_GIVEN EXERCISE_
In the material below, find each line holding the string "notice" and copy it.

_LISTED RECORDS_
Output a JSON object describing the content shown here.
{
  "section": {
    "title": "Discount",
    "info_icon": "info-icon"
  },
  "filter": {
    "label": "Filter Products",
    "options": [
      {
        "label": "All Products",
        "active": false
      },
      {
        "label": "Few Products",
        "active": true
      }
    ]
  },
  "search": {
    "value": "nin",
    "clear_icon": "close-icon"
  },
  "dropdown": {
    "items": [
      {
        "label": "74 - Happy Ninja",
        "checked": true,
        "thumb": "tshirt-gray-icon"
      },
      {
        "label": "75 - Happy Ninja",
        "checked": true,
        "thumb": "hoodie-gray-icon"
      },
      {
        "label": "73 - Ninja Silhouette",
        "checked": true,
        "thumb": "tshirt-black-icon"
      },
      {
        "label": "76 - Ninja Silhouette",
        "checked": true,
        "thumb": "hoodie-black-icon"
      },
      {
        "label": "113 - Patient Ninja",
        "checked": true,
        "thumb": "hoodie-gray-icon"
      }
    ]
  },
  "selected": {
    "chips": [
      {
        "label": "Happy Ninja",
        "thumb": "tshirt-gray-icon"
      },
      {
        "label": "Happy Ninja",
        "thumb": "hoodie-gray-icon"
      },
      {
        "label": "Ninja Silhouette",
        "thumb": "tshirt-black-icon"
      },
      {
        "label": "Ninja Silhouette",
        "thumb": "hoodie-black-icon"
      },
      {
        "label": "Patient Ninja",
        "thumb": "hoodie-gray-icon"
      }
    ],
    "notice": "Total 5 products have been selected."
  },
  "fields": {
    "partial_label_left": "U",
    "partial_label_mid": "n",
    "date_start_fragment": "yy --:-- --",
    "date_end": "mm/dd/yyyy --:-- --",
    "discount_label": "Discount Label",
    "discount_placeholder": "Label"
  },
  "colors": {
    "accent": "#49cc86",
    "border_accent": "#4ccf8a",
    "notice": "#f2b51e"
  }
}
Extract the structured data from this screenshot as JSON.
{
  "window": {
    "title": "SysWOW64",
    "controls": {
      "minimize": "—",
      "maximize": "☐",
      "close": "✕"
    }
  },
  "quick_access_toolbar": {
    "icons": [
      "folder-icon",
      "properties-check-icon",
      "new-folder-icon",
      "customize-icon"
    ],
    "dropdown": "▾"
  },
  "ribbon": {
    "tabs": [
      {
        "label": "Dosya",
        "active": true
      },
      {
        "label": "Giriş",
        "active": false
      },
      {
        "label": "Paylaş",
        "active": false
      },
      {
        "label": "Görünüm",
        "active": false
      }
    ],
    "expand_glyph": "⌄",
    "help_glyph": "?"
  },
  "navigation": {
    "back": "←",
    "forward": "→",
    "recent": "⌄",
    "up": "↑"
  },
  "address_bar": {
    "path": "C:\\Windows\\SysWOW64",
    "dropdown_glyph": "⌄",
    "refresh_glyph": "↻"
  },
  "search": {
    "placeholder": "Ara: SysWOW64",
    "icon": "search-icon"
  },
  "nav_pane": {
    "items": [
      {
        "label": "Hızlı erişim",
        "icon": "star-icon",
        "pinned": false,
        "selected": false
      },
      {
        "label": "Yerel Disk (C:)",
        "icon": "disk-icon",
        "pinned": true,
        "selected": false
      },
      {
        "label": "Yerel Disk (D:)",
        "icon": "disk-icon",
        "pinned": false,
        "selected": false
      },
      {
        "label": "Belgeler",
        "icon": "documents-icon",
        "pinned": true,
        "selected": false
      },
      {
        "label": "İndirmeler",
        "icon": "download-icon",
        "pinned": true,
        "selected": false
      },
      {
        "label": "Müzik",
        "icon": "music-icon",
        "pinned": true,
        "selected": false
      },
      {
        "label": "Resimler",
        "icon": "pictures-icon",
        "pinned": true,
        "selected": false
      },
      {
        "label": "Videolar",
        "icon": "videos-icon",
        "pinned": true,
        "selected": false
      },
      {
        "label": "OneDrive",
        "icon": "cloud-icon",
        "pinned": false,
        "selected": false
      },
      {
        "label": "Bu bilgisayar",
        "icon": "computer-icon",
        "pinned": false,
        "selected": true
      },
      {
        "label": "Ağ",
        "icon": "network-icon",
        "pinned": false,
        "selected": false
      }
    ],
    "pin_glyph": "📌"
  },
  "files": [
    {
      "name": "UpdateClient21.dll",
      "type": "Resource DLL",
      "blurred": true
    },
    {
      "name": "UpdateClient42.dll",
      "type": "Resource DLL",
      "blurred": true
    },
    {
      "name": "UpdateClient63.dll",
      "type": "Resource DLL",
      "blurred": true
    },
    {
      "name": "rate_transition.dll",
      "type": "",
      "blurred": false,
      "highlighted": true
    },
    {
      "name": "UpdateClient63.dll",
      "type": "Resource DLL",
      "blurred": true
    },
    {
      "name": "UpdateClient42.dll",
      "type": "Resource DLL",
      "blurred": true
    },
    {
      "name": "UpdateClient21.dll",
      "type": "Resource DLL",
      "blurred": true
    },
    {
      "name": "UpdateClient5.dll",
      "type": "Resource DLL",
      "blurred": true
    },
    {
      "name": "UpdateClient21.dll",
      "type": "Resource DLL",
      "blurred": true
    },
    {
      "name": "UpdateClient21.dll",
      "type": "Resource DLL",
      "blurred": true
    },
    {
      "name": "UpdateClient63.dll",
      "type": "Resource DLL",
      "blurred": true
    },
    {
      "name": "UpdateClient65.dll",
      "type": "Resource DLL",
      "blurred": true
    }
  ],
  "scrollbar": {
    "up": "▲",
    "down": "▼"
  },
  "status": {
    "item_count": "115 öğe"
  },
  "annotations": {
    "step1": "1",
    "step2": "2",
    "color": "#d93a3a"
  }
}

_ANSWER TO THIS TASK_
    "notice": "Total 5 products have been selected."
    "notice": "#f2b51e"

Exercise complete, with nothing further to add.